** START **
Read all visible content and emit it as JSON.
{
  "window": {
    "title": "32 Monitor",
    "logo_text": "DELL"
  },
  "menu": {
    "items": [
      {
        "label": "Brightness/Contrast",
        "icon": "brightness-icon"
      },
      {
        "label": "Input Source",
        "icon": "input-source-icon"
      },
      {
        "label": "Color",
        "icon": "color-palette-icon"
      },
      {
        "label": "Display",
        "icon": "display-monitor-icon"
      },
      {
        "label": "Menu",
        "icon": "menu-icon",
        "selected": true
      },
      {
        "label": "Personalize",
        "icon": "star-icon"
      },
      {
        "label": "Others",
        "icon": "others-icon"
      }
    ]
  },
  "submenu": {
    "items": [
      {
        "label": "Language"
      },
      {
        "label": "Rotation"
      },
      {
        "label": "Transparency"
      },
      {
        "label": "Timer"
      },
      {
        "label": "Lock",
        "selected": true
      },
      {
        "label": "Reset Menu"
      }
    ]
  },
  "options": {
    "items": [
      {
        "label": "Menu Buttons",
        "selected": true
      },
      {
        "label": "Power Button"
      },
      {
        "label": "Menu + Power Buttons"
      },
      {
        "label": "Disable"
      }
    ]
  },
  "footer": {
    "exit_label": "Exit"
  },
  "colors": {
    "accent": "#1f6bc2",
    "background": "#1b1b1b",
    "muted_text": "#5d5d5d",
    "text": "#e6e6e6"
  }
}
** END **
▶ Instruction
Out of the material above, gather each line where "icon" appears.

▶ Finished exercise
        "icon": "brightness-icon"
        "icon": "input-source-icon"
        "icon": "color-palette-icon"
        "icon": "display-monitor-icon"
        "icon": "menu-icon",
        "icon": "star-icon"
        "icon": "others-icon"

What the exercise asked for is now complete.